┌──

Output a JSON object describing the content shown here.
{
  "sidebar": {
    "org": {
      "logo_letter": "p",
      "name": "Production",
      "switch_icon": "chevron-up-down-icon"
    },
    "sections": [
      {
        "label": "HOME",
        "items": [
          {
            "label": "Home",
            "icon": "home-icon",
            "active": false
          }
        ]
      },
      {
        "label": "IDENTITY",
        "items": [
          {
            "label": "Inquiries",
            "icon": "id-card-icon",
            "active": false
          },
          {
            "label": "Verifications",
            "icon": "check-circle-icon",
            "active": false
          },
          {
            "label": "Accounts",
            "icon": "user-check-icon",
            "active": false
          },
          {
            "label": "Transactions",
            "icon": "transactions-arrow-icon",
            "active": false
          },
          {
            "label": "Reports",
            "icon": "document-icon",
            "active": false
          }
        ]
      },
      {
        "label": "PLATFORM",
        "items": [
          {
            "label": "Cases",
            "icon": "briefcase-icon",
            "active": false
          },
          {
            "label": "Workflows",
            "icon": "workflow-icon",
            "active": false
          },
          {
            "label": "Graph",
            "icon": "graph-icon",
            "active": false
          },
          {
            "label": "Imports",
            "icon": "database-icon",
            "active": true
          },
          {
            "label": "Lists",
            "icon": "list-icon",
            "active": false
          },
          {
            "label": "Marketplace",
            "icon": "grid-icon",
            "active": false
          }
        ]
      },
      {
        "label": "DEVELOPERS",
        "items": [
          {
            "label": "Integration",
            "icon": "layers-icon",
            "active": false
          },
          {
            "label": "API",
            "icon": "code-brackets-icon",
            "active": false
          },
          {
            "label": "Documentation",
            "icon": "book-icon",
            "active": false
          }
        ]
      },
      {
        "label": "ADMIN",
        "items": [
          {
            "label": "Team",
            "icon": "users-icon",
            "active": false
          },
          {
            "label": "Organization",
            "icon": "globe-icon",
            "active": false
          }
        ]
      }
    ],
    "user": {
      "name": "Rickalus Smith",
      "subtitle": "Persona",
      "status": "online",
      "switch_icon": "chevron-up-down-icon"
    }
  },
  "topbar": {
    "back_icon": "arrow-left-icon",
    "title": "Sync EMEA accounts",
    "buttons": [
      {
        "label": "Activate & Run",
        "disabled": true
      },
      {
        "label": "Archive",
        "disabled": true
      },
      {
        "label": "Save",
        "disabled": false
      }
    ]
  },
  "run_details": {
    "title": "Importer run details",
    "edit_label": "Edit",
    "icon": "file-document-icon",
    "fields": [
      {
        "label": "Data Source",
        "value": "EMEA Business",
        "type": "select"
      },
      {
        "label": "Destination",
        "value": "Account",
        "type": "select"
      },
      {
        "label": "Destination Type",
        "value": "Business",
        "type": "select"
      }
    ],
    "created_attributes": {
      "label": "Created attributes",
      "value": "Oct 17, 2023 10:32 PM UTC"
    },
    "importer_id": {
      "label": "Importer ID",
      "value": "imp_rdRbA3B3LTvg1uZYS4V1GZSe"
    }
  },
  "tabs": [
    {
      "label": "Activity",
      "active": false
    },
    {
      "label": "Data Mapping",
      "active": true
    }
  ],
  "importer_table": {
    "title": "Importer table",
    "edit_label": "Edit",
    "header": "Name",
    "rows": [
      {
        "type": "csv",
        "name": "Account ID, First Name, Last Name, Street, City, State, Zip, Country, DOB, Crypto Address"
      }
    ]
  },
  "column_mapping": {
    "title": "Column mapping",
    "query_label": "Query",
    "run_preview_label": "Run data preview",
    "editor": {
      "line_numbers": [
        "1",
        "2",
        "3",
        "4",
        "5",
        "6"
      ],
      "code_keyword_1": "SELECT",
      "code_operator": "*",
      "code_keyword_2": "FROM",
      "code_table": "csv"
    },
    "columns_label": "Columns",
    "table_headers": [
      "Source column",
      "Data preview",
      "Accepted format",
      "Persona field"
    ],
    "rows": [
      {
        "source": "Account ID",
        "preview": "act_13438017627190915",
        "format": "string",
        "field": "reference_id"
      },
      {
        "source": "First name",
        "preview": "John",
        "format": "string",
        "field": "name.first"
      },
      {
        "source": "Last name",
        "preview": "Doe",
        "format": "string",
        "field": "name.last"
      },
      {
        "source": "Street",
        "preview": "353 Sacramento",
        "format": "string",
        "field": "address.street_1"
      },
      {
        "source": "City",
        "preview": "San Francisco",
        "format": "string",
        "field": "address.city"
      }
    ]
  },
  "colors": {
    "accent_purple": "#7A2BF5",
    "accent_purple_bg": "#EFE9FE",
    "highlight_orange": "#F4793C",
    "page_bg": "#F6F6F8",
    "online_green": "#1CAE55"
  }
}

└──

▶ _What you will do_
Output the records exactly, including every line.

▶ _The response_
Output a JSON object describing the content shown here.
{
  "sidebar": {
    "org": {
      "logo_letter": "p",
      "name": "Production",
      "switch_icon": "chevron-up-down-icon"
    },
    "sections": [
      {
        "label": "HOME",
        "items": [
          {
            "label": "Home",
            "icon": "home-icon",
            "active": false
          }
        ]
      },
      {
        "label": "IDENTITY",
        "items": [
          {
            "label": "Inquiries",
            "icon": "id-card-icon",
            "active": false
          },
          {
            "label": "Verifications",
            "icon": "check-circle-icon",
            "active": false
          },
          {
            "label": "Accounts",
            "icon": "user-check-icon",
            "active": false
          },
          {
            "label": "Transactions",
            "icon": "transactions-arrow-icon",
            "active": false
          },
          {
            "label": "Reports",
            "icon": "document-icon",
            "active": false
          }
        ]
      },
      {
        "label": "PLATFORM",
        "items": [
          {
            "label": "Cases",
            "icon": "briefcase-icon",
            "active": false
          },
          {
            "label": "Workflows",
            "icon": "workflow-icon",
            "active": false
          },
          {
            "label": "Graph",
            "icon": "graph-icon",
            "active": false
          },
          {
            "label": "Imports",
            "icon": "database-icon",
            "active": true
          },
          {
            "label": "Lists",
            "icon": "list-icon",
            "active": false
          },
          {
            "label": "Marketplace",
            "icon": "grid-icon",
            "active": false
          }
        ]
      },
      {
        "label": "DEVELOPERS",
        "items": [
          {
            "label": "Integration",
            "icon": "layers-icon",
            "active": false
          },
          {
            "label": "API",
            "icon": "code-brackets-icon",
            "active": false
          },
          {
            "label": "Documentation",
            "icon": "book-icon",
            "active": false
          }
        ]
      },
      {
        "label": "ADMIN",
        "items": [
          {
            "label": "Team",
            "icon": "users-icon",
            "active": false
          },
          {
            "label": "Organization",
            "icon": "globe-icon",
            "active": false
          }
        ]
      }
    ],
    "user": {
      "name": "Rickalus Smith",
      "subtitle": "Persona",
      "status": "online",
      "switch_icon": "chevron-up-down-icon"
    }
  },
  "topbar": {
    "back_icon": "arrow-left-icon",
    "title": "Sync EMEA accounts",
    "buttons": [
      {
        "label": "Activate & Run",
        "disabled": true
      },
      {
        "label": "Archive",
        "disabled": true
      },
      {
        "label": "Save",
        "disabled": false
      }
    ]
  },
  "run_details": {
    "title": "Importer run details",
    "edit_label": "Edit",
    "icon": "file-document-icon",
    "fields": [
      {
        "label": "Data Source",
        "value": "EMEA Business",
        "type": "select"
      },
      {
        "label": "Destination",
        "value": "Account",
        "type": "select"
      },
      {
        "label": "Destination Type",
        "value": "Business",
        "type": "select"
      }
    ],
    "created_attributes": {
      "label": "Created attributes",
      "value": "Oct 17, 2023 10:32 PM UTC"
    },
    "importer_id": {
      "label": "Importer ID",
      "value": "imp_rdRbA3B3LTvg1uZYS4V1GZSe"
    }
  },
  "tabs": [
    {
      "label": "Activity",
      "active": false
    },
    {
      "label": "Data Mapping",
      "active": true
    }
  ],
  "importer_table": {
    "title": "Importer table",
    "edit_label": "Edit",
    "header": "Name",
    "rows": [
      {
        "type": "csv",
        "name": "Account ID, First Name, Last Name, Street, City, State, Zip, Country, DOB, Crypto Address"
      }
    ]
  },
  "column_mapping": {
    "title": "Column mapping",
    "query_label": "Query",
    "run_preview_label": "Run data preview",
    "editor": {
      "line_numbers": [
        "1",
        "2",
        "3",
        "4",
        "5",
        "6"
      ],
      "code_keyword_1": "SELECT",
      "code_operator": "*",
      "code_keyword_2": "FROM",
      "code_table": "csv"
    },
    "columns_label": "Columns",
    "table_headers": [
      "Source column",
      "Data preview",
      "Accepted format",
      "Persona field"
    ],
    "rows": [
      {
        "source": "Account ID",
        "preview": "act_13438017627190915",
        "format": "string",
        "field": "reference_id"
      },
      {
        "source": "First name",
        "preview": "John",
        "format": "string",
        "field": "name.first"
      },
      {
        "source": "Last name",
        "preview": "Doe",
        "format": "string",
        "field": "name.last"
      },
      {
        "source": "Street",
        "preview": "353 Sacramento",
        "format": "string",
        "field": "address.street_1"
      },
      {
        "source": "City",
        "preview": "San Francisco",
        "format": "string",
        "field": "address.city"
      }
    ]
  },
  "colors": {
    "accent_purple": "#7A2BF5",
    "accent_purple_bg": "#EFE9FE",
    "highlight_orange": "#F4793C",
    "page_bg": "#F6F6F8",
    "online_green": "#1CAE55"
  }
}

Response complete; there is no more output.